_DATA SHOWN_:
-------

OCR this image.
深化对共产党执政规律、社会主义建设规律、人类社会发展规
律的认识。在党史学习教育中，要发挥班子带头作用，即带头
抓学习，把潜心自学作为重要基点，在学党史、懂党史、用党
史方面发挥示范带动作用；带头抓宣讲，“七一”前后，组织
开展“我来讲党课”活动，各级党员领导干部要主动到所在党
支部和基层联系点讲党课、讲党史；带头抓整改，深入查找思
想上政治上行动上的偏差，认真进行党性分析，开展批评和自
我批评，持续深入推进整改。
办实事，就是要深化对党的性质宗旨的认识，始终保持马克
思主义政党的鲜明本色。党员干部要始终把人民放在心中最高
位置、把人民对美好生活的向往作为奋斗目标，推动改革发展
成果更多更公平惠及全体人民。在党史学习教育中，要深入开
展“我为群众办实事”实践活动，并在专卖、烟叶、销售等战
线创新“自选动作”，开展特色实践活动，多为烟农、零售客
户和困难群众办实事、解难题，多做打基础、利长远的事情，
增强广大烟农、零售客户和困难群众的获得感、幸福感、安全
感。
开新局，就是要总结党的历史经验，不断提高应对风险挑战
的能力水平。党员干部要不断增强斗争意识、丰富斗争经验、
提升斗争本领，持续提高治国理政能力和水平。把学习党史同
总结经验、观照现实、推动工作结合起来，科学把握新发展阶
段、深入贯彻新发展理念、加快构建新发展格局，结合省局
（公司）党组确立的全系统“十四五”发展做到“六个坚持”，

-------

Among the entries above, identify all lines with "在党史学习教育中" and copy them.

_ANSWER IN FULL_:
律的认识。在党史学习教育中，要发挥班子带头作用，即带头
成果更多更公平惠及全体人民。在党史学习教育中，要深入开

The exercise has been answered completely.